## SET EXERCISE
Copy the entries from the beginning through the line with "p1-text-b: that their", replacing "cattle" with "livestock" and changing nothing else.

Layout dataset entries:
══════════

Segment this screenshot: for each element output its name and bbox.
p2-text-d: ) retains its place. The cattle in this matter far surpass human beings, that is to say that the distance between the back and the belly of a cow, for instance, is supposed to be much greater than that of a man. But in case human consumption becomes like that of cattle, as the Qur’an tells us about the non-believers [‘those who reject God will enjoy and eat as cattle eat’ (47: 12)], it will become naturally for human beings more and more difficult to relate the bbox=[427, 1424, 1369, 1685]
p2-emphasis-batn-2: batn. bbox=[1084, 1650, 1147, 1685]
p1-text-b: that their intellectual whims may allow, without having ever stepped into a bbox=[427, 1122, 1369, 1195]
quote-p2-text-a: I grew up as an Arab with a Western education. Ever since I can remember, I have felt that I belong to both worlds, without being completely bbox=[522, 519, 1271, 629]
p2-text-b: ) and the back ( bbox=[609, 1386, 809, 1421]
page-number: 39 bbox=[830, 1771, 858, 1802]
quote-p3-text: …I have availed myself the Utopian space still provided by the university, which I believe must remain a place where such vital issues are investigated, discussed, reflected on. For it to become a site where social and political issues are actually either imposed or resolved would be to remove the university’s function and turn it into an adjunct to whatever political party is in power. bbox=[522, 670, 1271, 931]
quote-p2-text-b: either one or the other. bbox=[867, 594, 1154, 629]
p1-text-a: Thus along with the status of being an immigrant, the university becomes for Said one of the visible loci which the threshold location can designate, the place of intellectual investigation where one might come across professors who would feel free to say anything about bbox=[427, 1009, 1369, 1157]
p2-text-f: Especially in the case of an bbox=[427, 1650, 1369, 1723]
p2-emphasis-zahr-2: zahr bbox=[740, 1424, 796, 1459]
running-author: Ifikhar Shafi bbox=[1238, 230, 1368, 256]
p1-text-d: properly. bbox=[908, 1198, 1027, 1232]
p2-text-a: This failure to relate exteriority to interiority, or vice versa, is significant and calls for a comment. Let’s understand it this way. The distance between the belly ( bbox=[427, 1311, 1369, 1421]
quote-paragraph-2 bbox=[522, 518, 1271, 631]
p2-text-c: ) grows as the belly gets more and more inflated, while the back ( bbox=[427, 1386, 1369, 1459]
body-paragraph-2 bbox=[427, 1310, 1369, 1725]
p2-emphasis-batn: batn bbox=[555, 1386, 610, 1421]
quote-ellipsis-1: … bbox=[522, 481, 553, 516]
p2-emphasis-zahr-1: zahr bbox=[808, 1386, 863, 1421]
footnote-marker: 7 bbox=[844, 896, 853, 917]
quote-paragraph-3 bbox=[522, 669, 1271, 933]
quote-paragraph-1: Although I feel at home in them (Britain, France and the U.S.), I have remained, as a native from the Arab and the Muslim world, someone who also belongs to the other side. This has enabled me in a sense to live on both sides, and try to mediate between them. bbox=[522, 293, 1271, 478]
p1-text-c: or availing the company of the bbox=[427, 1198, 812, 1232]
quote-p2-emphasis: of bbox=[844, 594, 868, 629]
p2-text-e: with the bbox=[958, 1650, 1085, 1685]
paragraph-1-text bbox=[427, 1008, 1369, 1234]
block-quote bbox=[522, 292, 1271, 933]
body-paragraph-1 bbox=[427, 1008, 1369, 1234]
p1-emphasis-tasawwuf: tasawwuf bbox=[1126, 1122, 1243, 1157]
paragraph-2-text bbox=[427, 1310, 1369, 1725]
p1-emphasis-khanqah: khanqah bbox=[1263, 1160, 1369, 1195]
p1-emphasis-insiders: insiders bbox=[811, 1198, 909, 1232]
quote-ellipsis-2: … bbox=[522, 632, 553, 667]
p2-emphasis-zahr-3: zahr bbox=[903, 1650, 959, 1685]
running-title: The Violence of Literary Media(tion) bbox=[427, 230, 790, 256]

══════════

## WRITTEN ANSWER
Segment this screenshot: for each element output its name and bbox.
p2-text-d: ) retains its place. The livestock in this matter far surpass human beings, that is to say that the distance between the back and the belly of a cow, for instance, is supposed to be much greater than that of a man. But in case human consumption becomes like that of livestock, as the Qur’an tells us about the non-believers [‘those who reject God will enjoy and eat as livestock eat’ (47: 12)], it will become naturally for human beings more and more difficult to relate the bbox=[427, 1424, 1369, 1685]
p2-emphasis-batn-2: batn. bbox=[1084, 1650, 1147, 1685]
p1-text-b: that their intellectual whims may allow, without having ever stepped into a bbox=[427, 1122, 1369, 1195]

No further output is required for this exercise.